-------- Material shown

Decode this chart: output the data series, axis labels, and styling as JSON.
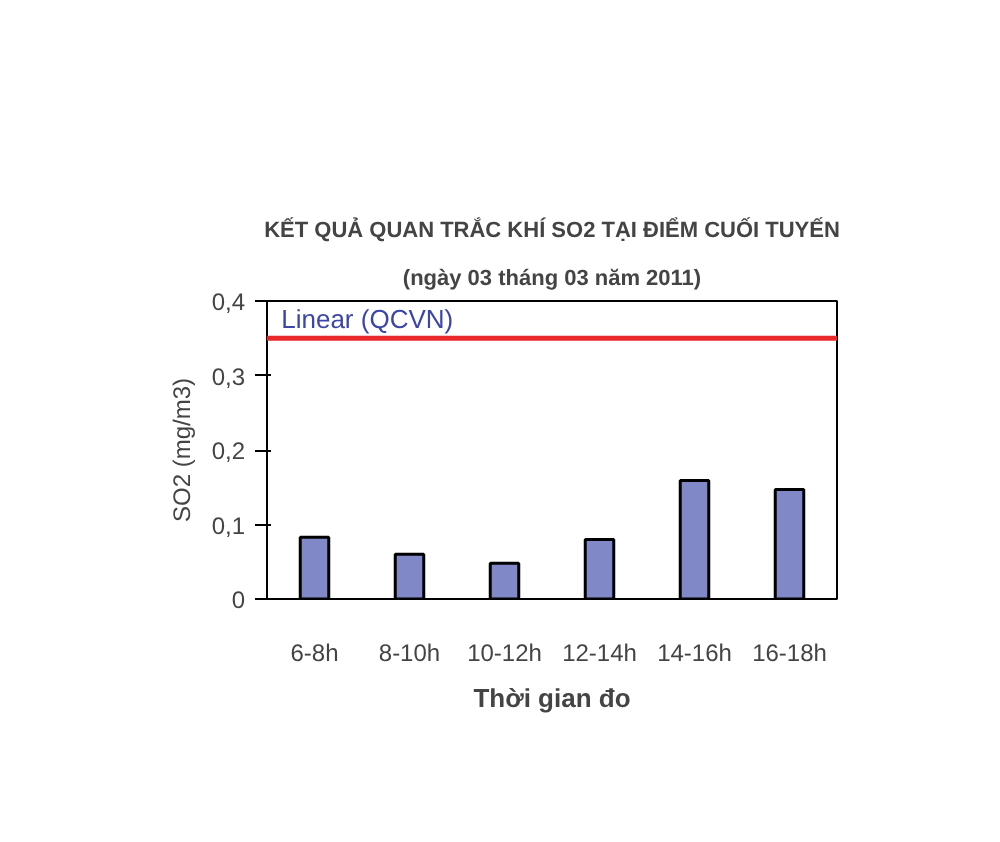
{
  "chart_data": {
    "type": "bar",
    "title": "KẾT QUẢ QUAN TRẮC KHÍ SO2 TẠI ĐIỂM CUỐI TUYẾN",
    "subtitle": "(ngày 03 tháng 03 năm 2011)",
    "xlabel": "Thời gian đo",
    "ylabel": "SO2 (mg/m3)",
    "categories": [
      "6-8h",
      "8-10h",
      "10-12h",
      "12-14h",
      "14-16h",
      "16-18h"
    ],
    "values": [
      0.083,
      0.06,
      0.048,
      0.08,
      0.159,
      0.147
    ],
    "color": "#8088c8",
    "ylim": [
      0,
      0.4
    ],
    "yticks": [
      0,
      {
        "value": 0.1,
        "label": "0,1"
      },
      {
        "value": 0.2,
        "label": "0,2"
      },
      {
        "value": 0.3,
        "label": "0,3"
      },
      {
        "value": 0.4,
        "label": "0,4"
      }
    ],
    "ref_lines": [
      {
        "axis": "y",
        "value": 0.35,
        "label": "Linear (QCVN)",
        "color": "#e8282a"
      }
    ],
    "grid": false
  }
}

----------------
-------- Material shown

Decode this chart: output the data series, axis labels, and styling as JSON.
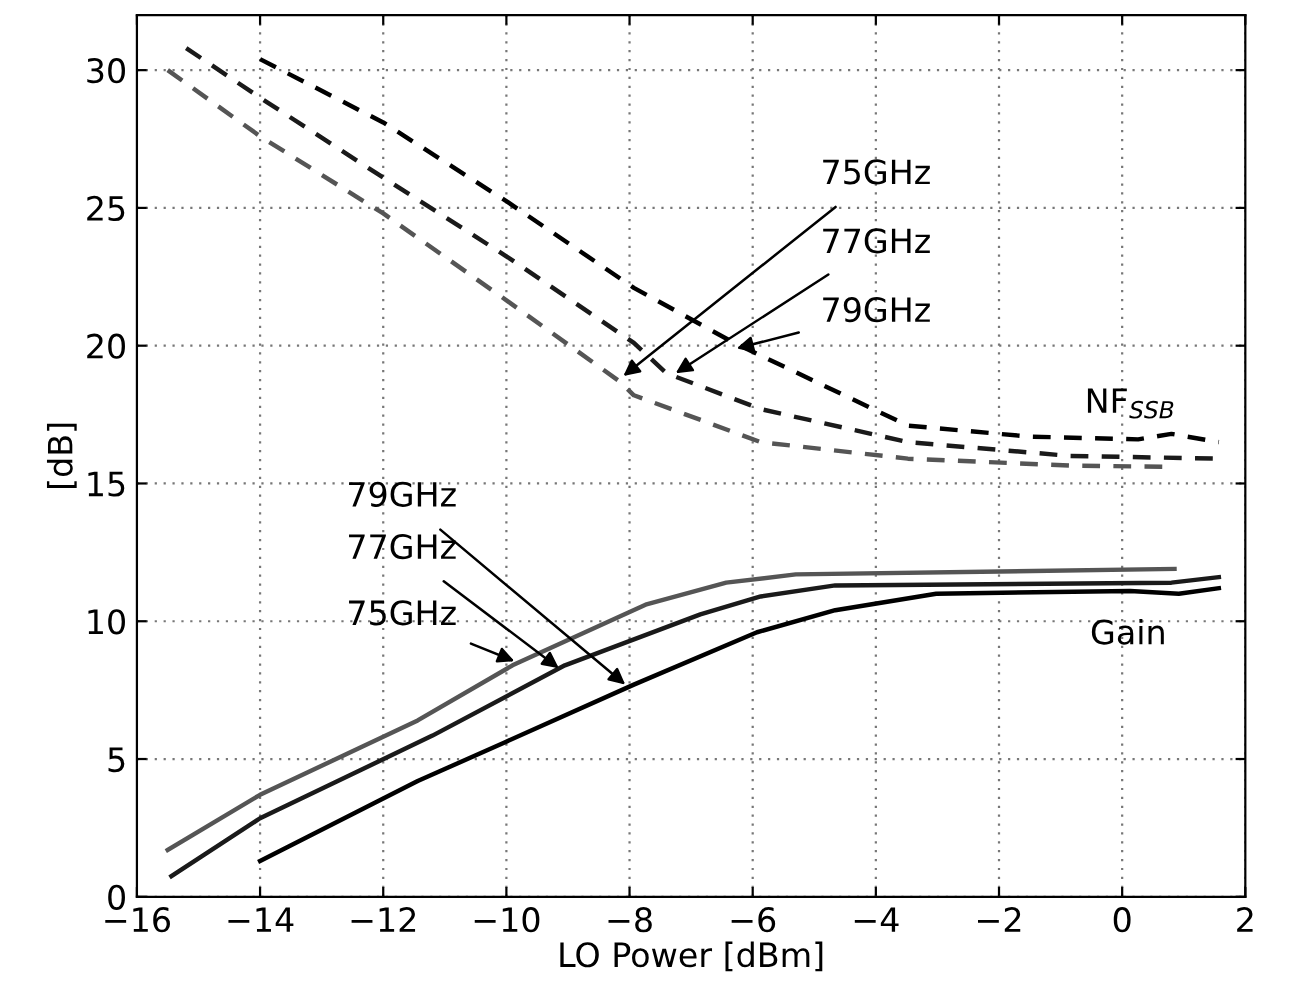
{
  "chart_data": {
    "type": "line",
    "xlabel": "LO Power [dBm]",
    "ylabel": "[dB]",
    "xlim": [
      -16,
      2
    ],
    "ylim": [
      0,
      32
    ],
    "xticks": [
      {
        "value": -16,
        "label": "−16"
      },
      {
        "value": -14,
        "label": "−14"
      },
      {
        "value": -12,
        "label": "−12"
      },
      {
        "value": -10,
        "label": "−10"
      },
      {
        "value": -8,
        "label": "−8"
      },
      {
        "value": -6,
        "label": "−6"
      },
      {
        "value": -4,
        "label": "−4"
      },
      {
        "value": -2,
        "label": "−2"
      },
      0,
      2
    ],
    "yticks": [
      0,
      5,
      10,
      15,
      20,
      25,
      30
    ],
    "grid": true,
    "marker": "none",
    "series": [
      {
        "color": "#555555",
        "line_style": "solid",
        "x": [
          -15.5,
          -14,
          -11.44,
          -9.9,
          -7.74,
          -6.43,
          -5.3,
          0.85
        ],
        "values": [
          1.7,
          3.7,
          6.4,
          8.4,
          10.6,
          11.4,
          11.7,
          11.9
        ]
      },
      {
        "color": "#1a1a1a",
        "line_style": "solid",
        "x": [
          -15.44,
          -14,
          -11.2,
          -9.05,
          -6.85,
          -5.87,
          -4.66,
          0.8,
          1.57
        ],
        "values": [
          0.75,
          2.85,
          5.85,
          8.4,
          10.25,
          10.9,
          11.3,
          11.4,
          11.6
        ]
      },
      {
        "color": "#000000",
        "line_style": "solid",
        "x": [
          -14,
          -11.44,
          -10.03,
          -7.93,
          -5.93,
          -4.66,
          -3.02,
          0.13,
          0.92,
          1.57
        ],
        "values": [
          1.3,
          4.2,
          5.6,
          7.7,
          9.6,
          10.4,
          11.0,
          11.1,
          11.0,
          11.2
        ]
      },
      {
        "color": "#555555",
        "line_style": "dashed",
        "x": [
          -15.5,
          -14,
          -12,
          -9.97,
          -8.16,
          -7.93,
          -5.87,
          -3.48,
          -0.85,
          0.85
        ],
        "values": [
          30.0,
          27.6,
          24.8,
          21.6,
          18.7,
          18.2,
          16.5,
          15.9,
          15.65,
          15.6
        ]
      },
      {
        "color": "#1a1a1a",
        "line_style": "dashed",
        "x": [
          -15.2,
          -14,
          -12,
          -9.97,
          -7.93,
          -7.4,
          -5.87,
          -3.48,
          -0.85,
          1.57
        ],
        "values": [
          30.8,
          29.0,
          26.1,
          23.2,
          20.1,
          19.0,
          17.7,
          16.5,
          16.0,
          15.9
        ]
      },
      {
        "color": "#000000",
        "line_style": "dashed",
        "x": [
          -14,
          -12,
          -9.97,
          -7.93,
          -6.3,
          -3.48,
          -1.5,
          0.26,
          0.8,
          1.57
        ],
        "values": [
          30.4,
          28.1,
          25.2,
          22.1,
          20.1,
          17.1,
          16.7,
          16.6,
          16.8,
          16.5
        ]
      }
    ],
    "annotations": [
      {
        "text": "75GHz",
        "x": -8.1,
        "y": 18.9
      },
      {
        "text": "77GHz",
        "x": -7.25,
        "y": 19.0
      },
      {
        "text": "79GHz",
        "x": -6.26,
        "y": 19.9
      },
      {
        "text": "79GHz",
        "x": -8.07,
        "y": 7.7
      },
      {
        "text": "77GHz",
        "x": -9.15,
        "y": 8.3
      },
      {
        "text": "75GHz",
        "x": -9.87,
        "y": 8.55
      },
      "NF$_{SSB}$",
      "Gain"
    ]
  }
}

----------------
-------- Material shown

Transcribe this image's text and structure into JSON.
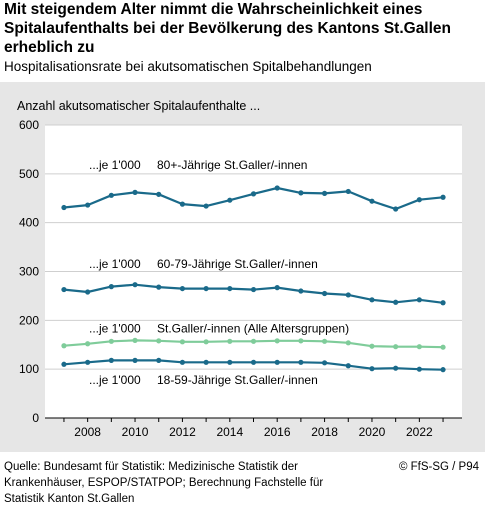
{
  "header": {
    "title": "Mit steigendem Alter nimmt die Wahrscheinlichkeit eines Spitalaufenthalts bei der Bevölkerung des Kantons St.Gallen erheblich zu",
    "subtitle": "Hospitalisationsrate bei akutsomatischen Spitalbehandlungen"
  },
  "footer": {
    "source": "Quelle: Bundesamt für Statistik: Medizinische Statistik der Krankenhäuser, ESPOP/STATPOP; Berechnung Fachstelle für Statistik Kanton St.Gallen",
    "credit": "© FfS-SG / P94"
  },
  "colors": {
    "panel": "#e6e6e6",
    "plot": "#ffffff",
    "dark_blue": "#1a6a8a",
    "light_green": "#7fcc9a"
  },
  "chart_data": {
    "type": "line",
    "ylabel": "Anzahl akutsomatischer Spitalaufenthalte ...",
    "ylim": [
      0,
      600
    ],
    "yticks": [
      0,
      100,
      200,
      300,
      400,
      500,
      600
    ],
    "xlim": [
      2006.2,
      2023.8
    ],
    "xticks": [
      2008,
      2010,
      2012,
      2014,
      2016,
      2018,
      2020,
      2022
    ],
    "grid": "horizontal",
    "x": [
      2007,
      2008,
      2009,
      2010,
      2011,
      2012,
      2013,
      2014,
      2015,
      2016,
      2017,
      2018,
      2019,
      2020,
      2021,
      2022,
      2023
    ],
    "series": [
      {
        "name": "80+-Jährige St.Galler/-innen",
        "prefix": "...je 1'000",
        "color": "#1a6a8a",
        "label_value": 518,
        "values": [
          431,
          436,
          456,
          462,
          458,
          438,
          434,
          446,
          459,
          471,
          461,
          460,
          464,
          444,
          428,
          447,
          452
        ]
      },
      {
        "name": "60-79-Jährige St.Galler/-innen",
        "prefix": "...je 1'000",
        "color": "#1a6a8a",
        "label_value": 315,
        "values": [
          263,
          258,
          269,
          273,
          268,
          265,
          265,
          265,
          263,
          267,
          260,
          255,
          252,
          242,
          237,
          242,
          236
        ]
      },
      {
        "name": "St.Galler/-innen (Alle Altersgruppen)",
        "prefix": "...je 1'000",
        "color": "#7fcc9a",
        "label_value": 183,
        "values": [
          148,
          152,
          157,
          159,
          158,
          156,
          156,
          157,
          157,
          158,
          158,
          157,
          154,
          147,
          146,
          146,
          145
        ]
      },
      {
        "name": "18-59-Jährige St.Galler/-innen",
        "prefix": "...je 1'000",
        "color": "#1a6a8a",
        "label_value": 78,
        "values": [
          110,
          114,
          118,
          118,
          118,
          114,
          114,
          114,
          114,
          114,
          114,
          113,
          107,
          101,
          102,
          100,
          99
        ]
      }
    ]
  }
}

----------------

:: Instructions for the task ::
Which lines contain "ylabel"? Show each of them.

:: Response ::
    "ylabel": "SO2 (mg/m3)",
    "ylabel": "[dB]",
    "ylabel": "Anzahl akutsomatischer Spitalaufenthalte ...",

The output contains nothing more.